- Written task: Return the number of lines holding "TeFl", with nothing added.

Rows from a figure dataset
------------------------
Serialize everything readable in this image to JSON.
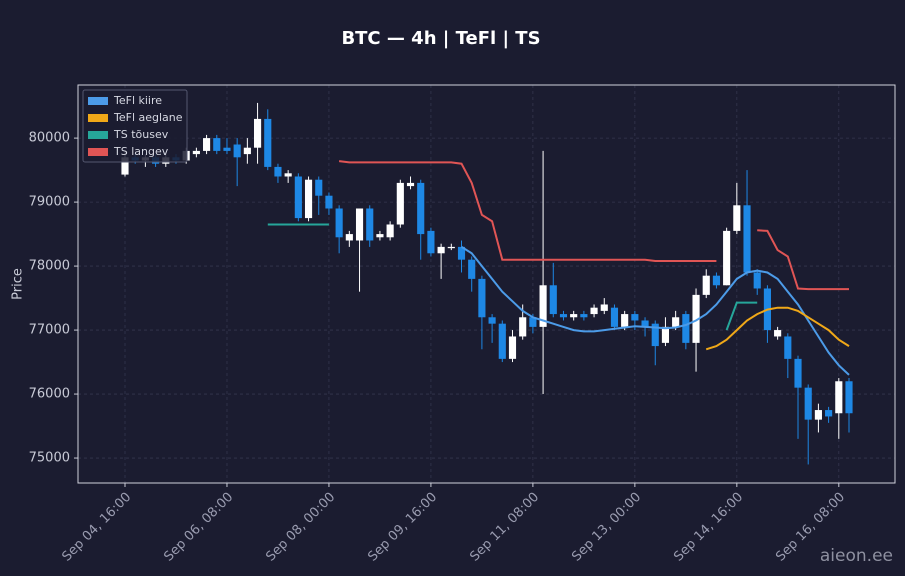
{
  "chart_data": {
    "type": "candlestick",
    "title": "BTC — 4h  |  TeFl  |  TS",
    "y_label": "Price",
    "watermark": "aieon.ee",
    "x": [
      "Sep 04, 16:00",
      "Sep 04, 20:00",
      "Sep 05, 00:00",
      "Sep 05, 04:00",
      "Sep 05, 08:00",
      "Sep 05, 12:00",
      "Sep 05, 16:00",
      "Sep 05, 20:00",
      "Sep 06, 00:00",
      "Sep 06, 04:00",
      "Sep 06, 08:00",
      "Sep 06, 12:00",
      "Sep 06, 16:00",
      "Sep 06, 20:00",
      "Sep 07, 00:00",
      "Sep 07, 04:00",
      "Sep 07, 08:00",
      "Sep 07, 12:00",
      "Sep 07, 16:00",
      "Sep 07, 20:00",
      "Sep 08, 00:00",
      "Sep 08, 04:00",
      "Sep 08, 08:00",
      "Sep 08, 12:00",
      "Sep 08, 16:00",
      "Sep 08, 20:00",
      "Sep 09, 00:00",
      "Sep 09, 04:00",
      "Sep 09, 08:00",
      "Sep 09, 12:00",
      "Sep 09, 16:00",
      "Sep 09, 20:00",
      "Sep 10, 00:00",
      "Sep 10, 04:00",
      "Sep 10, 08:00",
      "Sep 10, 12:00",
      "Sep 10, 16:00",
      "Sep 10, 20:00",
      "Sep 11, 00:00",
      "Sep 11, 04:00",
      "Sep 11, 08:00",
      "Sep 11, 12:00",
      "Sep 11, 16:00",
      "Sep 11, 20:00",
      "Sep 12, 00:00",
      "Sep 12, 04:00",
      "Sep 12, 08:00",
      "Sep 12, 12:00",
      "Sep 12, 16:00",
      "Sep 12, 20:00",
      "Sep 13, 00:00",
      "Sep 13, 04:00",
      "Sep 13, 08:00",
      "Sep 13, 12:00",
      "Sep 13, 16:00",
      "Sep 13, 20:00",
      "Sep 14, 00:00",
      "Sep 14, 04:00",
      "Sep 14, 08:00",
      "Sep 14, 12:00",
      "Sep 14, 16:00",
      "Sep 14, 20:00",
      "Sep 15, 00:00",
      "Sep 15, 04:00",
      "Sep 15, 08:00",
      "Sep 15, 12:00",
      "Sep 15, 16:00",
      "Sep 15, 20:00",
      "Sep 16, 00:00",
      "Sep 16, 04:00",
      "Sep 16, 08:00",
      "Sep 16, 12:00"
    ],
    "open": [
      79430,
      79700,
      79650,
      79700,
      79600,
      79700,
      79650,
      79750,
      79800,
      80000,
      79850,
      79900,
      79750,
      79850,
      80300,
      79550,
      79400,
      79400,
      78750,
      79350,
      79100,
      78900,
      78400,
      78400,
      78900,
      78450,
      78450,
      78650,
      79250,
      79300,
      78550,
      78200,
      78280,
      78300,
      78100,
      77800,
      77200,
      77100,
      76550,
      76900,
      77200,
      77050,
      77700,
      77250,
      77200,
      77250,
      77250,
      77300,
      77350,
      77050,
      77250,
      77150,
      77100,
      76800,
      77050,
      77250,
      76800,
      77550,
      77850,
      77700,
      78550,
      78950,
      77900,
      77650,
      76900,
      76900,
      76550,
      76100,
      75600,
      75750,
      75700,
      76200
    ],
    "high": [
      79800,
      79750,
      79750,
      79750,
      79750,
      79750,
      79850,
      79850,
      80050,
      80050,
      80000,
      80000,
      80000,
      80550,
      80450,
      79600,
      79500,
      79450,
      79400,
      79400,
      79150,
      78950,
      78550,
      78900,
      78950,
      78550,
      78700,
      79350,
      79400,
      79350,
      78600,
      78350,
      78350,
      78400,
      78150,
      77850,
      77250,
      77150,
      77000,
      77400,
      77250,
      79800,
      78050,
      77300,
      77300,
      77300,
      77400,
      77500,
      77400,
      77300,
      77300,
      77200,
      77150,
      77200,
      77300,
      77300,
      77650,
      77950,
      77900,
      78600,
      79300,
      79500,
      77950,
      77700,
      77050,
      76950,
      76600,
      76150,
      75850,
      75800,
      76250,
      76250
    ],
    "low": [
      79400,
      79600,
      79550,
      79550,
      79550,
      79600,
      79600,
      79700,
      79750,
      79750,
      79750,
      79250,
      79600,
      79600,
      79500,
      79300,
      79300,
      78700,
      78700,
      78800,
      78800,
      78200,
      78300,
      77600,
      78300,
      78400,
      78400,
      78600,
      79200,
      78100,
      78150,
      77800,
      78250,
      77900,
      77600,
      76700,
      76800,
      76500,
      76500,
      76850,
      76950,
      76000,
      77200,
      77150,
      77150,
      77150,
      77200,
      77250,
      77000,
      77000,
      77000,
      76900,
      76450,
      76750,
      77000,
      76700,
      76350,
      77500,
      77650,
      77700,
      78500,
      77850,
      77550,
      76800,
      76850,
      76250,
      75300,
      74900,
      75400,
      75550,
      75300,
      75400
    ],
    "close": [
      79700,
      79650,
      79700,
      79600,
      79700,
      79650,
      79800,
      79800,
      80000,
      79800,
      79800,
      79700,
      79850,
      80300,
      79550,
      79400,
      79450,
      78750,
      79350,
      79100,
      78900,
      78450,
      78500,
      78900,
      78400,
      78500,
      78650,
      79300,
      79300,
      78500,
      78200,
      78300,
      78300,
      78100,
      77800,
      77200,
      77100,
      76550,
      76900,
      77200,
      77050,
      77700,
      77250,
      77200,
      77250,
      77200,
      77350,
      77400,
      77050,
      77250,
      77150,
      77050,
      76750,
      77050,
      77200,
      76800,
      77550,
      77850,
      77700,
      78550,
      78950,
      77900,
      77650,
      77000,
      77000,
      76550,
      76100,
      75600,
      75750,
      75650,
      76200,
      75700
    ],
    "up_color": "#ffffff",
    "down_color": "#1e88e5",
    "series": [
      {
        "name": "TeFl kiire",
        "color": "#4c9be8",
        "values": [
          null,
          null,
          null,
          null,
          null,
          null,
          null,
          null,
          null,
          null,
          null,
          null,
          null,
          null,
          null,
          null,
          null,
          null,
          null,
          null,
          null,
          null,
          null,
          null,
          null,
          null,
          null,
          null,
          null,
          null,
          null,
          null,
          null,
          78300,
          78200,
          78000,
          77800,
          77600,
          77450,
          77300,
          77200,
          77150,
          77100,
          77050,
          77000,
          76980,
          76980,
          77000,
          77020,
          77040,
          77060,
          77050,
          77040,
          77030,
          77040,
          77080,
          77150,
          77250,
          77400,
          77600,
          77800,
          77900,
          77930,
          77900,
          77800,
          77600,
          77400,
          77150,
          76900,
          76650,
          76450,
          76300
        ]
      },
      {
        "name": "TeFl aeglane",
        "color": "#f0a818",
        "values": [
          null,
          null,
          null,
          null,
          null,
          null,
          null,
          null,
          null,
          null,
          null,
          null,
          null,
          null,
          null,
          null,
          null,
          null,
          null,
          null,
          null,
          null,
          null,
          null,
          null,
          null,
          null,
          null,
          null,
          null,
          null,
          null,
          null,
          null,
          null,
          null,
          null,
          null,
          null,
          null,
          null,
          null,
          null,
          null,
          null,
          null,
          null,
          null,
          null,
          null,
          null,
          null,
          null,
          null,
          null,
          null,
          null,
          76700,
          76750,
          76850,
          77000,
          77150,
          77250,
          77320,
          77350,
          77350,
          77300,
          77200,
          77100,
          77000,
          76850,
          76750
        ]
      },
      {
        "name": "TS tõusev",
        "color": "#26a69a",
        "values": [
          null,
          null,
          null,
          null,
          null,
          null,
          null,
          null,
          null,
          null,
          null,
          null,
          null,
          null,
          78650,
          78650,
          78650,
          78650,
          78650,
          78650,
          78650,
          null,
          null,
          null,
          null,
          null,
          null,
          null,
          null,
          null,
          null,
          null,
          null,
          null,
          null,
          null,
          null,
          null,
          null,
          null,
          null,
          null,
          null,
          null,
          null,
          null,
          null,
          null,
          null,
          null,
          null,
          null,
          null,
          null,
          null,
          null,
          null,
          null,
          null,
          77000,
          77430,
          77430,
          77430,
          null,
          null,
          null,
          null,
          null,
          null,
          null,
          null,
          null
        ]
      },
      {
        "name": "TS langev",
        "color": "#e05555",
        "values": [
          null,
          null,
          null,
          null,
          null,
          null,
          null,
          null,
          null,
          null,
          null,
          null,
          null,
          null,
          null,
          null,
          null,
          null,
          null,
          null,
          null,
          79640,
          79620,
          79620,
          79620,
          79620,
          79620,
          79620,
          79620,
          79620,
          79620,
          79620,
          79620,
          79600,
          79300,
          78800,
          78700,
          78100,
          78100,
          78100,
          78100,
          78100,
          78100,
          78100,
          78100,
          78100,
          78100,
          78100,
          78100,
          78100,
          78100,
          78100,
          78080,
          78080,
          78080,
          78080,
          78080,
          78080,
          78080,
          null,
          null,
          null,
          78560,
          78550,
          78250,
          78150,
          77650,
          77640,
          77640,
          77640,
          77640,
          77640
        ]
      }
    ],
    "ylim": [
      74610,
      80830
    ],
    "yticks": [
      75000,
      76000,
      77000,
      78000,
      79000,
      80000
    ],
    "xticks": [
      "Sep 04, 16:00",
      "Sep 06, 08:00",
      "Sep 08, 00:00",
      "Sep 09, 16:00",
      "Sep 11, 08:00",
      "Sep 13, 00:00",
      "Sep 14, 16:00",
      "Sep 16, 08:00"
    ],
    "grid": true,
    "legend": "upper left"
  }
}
------------------------
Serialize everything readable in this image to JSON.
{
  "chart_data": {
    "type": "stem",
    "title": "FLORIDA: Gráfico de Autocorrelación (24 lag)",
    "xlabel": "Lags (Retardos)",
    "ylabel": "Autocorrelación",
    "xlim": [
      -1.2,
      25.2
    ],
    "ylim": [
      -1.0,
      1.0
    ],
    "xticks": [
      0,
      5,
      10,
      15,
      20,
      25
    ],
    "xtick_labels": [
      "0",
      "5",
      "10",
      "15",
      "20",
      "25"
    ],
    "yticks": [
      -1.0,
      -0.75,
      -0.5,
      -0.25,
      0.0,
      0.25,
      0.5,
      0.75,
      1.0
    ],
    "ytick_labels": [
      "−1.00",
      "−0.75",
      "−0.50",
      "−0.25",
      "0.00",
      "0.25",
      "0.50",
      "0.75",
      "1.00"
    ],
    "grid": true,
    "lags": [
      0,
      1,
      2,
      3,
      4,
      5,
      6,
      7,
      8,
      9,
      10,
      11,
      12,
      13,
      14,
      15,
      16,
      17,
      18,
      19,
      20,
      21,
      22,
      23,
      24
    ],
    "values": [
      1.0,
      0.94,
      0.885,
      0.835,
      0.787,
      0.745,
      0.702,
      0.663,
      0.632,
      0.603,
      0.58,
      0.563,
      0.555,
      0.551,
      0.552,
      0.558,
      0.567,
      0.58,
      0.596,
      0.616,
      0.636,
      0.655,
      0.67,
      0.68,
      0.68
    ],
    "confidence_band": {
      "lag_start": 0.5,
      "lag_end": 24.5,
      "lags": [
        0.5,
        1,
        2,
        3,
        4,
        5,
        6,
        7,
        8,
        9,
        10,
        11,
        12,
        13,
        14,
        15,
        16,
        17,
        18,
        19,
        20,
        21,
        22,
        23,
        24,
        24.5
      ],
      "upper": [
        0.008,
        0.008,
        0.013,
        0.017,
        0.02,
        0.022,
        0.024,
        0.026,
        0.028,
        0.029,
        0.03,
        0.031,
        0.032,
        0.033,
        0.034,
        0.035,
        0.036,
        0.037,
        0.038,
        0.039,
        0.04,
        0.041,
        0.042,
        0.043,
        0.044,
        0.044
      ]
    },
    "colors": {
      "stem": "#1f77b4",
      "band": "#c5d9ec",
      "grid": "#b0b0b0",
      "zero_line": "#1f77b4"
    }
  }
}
------------------------
- Written solution: 3